● Exercise text
╔══

I would appreciate it! My trouble with LitRPG is that I always wind up (at some point) hating any time that they spend "outside the Matrix" back in the real world. I wind up speed-reading through the portions where their poverty limits their game access time because they have to work their job or whatever the hell; I never care and just want to get back inside the simulation.

If I can compare what I'm looking for to a book I read in my youth, it's "Magic Kingdom for Sale - Sold!" I'm happy for the protagonist to be a person from our world, but once they're in the simulation, I just want them to remain there. Any good ones where that is the case?

Ascend Online series by Luke Chmilenko is probably the closest that fits out of the ones i've read, but I also really enjoy Magic 2.0 series by Seth Myers, Awaken Online series by Travis Bagwell that have small slices of real world interactions, but they're relatively brief.

Oh another one that is a guilty pleasure that makes the 12 year in me to laugh out loud constantly is the Caverns and Creatures (Critical Failures) series by Robert Bevan. Just be prepared for a full barrage of fart/dick jokes.

Oh and i'm not sure how he's become the goto guy for these, but if you search on Luke Daniels (narrator) list of books he does a large swath of these LitRPG titles...

╚══

● Raw data

╔══

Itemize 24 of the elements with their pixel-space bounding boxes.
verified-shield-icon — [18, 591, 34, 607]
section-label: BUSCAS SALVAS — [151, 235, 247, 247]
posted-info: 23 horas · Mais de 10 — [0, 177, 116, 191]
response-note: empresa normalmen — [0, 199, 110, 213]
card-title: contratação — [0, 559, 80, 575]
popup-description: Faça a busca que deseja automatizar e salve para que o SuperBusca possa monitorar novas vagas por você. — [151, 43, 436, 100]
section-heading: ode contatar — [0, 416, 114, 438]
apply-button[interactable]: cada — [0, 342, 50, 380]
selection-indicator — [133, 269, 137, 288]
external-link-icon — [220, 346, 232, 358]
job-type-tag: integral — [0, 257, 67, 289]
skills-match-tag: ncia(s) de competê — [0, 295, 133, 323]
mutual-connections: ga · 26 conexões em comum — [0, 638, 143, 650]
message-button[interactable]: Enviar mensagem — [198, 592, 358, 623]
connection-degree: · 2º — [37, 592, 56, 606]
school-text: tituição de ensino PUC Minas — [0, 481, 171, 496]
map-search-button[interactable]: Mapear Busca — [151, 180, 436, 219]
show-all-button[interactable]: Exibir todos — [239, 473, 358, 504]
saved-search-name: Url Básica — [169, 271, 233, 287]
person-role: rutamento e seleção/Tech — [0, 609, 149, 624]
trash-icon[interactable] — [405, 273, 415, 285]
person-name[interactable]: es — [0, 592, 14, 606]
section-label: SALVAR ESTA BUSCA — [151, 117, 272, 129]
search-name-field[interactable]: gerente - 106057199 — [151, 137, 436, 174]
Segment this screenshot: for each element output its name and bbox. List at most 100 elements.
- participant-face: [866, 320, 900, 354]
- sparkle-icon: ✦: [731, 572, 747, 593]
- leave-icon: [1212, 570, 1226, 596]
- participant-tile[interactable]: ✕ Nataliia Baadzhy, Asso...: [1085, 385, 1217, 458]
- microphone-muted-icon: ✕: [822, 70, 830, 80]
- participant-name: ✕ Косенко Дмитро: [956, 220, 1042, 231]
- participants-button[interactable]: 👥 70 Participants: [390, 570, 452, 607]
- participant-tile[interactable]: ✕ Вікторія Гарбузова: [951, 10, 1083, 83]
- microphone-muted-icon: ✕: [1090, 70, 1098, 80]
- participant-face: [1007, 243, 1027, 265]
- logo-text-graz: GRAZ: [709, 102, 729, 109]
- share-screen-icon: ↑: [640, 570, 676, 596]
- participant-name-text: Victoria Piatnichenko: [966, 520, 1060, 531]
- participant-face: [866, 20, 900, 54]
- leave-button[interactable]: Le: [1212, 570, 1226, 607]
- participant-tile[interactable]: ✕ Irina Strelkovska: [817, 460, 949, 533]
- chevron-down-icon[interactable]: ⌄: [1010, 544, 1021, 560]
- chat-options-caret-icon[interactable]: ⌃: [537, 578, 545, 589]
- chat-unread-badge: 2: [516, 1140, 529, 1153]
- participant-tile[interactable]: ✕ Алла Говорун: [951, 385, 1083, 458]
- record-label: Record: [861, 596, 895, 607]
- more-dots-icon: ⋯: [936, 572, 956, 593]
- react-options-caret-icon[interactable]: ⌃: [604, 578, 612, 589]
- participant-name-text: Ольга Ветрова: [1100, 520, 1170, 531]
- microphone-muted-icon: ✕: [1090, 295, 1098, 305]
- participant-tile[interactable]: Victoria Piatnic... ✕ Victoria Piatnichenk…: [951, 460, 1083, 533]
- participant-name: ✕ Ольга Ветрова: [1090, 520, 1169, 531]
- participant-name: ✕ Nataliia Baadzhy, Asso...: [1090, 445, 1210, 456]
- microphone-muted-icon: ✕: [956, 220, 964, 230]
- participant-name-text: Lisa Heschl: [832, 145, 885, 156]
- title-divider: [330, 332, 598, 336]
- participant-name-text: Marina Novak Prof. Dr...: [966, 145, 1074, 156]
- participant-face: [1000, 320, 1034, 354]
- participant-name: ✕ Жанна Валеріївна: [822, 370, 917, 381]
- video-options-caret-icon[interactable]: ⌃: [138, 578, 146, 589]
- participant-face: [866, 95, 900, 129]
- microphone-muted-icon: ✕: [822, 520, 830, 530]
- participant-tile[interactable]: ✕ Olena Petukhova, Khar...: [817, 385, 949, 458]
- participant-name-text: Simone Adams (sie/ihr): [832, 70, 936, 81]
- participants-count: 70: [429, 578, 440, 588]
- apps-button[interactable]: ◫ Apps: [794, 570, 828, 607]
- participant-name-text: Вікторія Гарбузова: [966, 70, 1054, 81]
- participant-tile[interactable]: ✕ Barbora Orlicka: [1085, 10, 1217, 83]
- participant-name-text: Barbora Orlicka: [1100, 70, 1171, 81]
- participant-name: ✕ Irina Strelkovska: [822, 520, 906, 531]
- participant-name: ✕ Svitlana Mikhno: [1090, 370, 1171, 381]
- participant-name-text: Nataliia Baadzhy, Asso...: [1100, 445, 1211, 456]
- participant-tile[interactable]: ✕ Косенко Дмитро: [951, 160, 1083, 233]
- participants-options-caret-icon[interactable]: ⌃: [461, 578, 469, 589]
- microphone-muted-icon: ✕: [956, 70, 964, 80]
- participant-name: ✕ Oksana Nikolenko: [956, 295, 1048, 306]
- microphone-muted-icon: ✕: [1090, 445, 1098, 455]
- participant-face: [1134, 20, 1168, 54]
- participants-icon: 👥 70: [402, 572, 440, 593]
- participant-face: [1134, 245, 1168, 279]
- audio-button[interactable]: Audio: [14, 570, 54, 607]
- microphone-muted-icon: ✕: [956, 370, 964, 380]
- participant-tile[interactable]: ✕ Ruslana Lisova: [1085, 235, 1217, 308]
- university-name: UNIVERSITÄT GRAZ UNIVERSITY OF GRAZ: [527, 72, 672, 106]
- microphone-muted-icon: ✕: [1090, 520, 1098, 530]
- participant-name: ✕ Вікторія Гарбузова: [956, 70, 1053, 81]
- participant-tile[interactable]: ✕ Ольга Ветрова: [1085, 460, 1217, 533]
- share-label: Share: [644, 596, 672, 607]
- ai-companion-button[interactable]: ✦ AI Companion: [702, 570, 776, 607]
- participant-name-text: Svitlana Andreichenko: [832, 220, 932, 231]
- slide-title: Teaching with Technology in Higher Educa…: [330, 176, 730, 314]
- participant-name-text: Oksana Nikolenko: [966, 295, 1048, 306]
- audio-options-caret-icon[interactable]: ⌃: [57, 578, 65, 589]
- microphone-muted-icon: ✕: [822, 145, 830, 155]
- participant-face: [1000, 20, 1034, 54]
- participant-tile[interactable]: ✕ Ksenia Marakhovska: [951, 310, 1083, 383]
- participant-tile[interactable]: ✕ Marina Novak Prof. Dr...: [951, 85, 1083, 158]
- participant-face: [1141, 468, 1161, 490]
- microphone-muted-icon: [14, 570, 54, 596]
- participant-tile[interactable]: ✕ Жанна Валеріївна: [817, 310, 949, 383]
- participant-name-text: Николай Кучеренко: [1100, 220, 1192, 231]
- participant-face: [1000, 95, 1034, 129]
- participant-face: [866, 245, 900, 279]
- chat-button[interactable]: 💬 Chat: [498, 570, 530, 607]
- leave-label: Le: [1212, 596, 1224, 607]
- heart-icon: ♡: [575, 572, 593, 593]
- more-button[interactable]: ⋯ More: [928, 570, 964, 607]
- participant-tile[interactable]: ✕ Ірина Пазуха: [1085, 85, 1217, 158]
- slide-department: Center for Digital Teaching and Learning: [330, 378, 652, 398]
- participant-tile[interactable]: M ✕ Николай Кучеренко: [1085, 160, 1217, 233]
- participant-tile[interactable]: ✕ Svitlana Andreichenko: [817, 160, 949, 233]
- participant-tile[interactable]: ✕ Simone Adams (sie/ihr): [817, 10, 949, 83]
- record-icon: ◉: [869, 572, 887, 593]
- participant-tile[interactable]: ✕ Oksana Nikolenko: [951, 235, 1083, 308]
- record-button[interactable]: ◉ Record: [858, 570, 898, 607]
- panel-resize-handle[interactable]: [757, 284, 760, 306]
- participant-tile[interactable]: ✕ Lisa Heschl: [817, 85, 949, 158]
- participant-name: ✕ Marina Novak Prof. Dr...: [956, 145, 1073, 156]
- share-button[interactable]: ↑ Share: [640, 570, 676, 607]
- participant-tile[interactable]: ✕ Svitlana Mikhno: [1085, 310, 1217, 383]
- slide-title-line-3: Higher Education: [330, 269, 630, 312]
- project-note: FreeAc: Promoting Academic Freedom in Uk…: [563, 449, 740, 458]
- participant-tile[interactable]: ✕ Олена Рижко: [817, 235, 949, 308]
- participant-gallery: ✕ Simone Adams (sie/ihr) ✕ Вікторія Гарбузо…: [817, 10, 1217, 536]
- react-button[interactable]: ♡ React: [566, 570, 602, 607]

╚══

● Exercise requirements
For each statement, say yes or no according to whether it agrees with the LitRPG discussion, and quote the words of the discussion that settle it.
1. The first writer compares the kind of book wanted to "Magic Kingdom for Sale - Sold!"
2. The Awaken Online series is by Seth Myers.
3. Luke Daniels is named as the author of many LitRPG titles.

● Exercise response
1. Yes: "If I can compare what I'm looking for to a book I read in my youth, it's "Magic Kingdom for Sale - Sold!""
2. No: "Awaken Online series by Travis Bagwell"
3. No: "if you search on Luke Daniels (narrator) list of books he does a large swath of these LitRPG titles"